(begin)

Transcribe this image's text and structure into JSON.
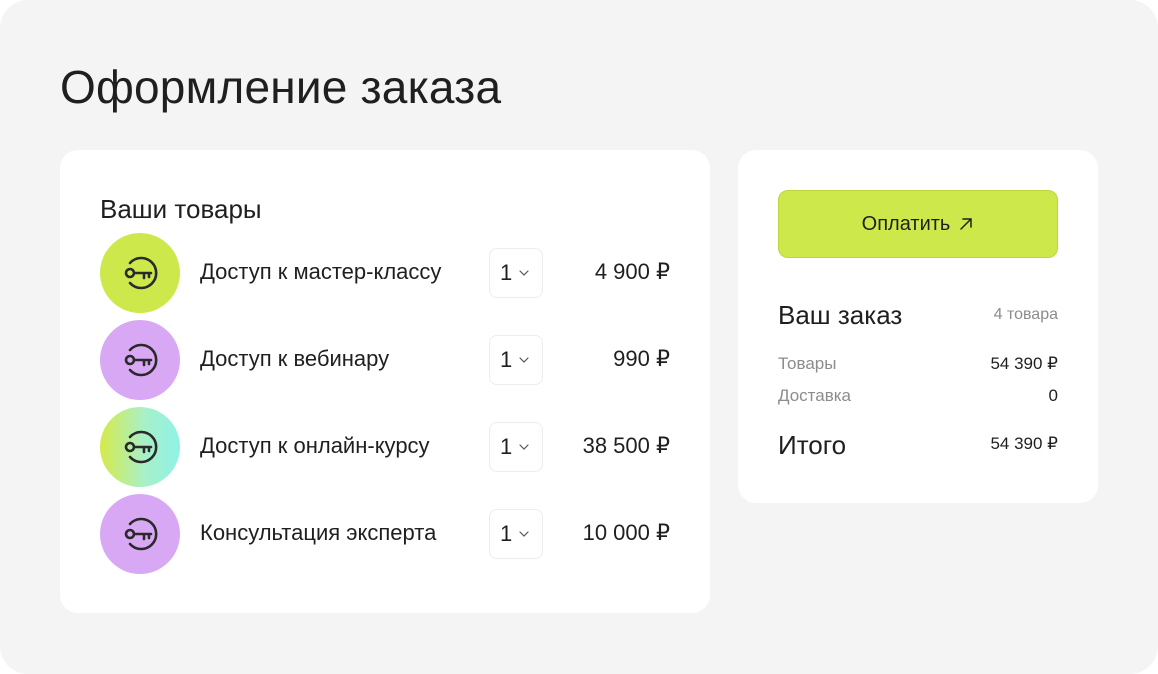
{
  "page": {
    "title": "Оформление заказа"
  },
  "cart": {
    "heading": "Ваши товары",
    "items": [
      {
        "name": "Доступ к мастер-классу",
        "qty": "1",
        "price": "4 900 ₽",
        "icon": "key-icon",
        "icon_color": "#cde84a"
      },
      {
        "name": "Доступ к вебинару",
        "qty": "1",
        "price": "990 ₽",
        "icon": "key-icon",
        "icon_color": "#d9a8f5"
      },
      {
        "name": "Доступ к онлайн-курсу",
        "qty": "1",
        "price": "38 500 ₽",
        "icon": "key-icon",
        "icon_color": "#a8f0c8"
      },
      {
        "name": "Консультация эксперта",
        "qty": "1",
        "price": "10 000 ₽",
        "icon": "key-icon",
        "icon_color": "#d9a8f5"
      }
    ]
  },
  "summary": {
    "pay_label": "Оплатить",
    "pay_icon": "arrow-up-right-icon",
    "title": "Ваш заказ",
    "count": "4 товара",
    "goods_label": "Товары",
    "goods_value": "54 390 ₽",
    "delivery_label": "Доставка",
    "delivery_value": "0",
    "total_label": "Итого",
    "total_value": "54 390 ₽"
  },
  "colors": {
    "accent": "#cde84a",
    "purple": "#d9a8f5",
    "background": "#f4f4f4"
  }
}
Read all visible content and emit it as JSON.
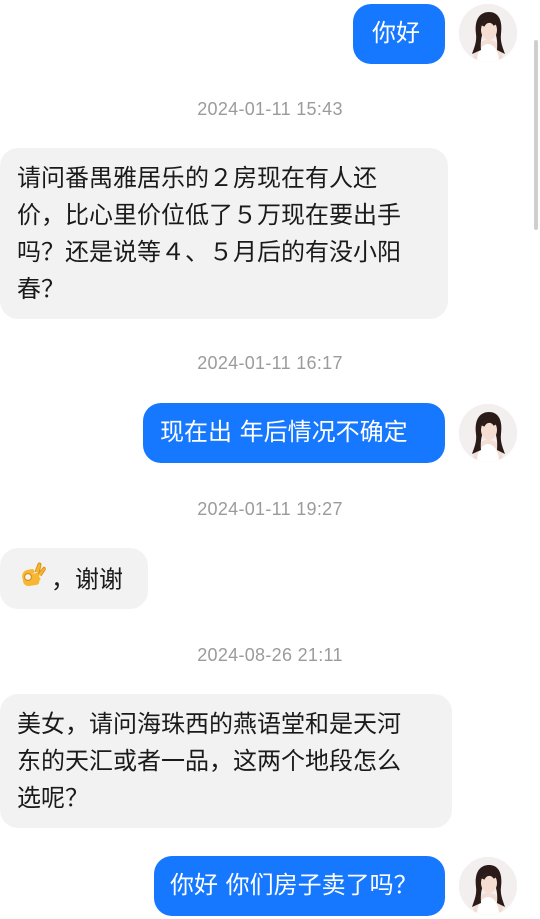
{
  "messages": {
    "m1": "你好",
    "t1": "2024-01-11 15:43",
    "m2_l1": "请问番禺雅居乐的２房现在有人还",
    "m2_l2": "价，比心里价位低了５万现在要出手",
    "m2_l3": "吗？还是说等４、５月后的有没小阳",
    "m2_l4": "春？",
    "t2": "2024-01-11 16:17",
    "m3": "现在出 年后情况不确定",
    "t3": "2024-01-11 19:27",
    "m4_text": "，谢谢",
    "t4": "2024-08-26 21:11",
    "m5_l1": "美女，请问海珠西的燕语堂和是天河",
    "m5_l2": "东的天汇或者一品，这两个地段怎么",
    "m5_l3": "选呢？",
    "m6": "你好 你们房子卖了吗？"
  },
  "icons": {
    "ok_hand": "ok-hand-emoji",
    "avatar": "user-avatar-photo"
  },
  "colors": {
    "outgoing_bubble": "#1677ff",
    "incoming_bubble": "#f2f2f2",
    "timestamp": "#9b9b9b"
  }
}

(end)

[Direction]
Of the lines in this listing, how many contain "name"? Reply with the number and nothing more.

[Response for this exercise]
4